• Tareas y ejercicios
1. Responde estas preguntas sobre el comentario de la novela de Gaddis:
(a) ¿Qué idea expone el concepto de obra inacabada?
(b) ¿De qué obra de Kafka se reconoce un pasaje?
(c) ¿Cómo califica Rodrigo Fresán lo que podría llamarse "originalidad"?
2. Continúa el comentario sobre la novela de Gaddis a partir de su última oración.

• Texto seleccionado
━━━━
2. El concepto de obra inacabada es deliberadamente resaltado y me parece uno de los más llamativos de la novela, pues expone la idea de que allí "la perfección todavía es posible". Hay una descripción maravillosa que refleja en parte la experiencia de leer esta novela:
"[...] apartando la mirada de él para volverse y concluirlo en su mente, y mirando luego otra vez como si, con la ausencia momentánea de su mirada y la fuerza de su imaginación plástica, hubiera podido concluirse por sí solo. Sin embargo, cada vez que volvía a mirarlo aparecía ligeramente diferente de como lo recordaba, desbarantando así sin remedio la conclusión que había fraguado."

3. El concepto de falsificación y vicio inherente. Suponemos que debemos reconocer en la novela otras novelas. La suposición es constante, de hecho, pues evidentemente sospechamos que está construida de esa forma. Yo apenas reconocí un pasaje de América de Kafka, pues la tengo muy fresca (está en francés, en la página 126, aunque puede tratarse tan solo de una coincidencia). Diríase incluso que llegué a identificar pasajes de mis propias novelas, y eso no es más que aquello de que la culpa de todo es del lector. Gaddis consigue reírse del lector, y al tiempo hacerlo cómplice. Pero no olvidemos que en toda falsificación (incluso variación o imitación) existe el vicio inherente, es decir, lo que podríamos llamar "originalidad", lo que Rodrigo Fresán califica de "estilo" de autor.
━━━━
• Datos para revisión
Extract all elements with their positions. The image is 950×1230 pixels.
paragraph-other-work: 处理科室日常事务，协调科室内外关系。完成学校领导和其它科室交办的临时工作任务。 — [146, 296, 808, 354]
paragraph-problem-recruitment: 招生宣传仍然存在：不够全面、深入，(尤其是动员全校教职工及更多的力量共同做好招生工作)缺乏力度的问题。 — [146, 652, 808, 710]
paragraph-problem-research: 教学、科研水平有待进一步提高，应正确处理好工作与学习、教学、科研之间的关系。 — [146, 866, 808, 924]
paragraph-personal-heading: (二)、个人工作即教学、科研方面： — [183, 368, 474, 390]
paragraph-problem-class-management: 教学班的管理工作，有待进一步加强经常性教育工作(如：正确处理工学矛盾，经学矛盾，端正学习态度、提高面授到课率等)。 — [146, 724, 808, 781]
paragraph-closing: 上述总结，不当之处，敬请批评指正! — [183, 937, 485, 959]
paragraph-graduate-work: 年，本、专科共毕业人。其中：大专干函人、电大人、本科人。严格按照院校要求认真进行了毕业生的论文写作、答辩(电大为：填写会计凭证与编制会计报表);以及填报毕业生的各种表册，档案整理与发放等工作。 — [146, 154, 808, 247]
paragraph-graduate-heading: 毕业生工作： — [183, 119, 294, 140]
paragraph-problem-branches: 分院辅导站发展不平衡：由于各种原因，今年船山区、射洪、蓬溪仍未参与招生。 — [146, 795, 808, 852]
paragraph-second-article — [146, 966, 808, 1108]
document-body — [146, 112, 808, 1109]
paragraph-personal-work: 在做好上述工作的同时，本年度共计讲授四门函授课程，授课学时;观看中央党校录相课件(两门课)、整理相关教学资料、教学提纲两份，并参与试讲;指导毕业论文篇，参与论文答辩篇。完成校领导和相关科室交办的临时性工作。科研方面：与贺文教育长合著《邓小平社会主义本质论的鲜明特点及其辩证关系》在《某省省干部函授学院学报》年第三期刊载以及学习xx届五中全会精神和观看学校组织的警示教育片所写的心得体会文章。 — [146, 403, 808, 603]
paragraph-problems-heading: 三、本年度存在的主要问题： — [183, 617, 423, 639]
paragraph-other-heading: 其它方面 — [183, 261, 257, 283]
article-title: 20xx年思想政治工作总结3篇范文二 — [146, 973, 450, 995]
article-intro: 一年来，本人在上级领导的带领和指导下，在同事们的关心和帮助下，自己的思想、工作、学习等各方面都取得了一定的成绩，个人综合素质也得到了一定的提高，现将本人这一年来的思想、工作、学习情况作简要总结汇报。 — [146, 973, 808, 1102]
━━━━
• Respuestas por tarea
1.
(a) La idea de que allí "la perfección todavía es posible".
(b) De América.
(c) Como "estilo" de autor.

2.
"No podemos asegurarnos contra el vicio inherente. No, maldita sea, tendré que sufrirlo hasta el fin, esta vez. ¿Entiende?"

4. La sátira es constante: del modelo de la industrialización del arte, de los marchantes, de los críticos, del ambiente esnob artístico, de todo lo falsificado (aquí se falsifican cuadros, momias, pasaportes, dinero, personas, etcétera). El engaño lo invade todo.
"Todo el puñetero alto nivel de vida americano depende de la economía americana. Toda la puñetera economía americana depende de la producción en masa. Para mantener un puñetero mercado de masas hace falta la publicidad. Eso es lo que hay. Sin publicidad, un producto desaparecería de la noche a la mañana. Da igual lo que sea, un libro o una marca de jabón, desaparecería. Hemos pasado por la puñetera Era de la Fe, por la puñetera Era de la Razón. Esta es la Era de la Publicidad."

5. El artista como sacerdote, un concepto romántico donde los haya, el artista debe perseguir la Verdad. ¿Acaso esta novela es representación de la pérdida de valor del arte y de la pérdida de aquello romántico? ¿Acaso se trata de una fragmentaria novela romántica? ¿Tal vez transmita la grandeza de lo que podría ser y no es?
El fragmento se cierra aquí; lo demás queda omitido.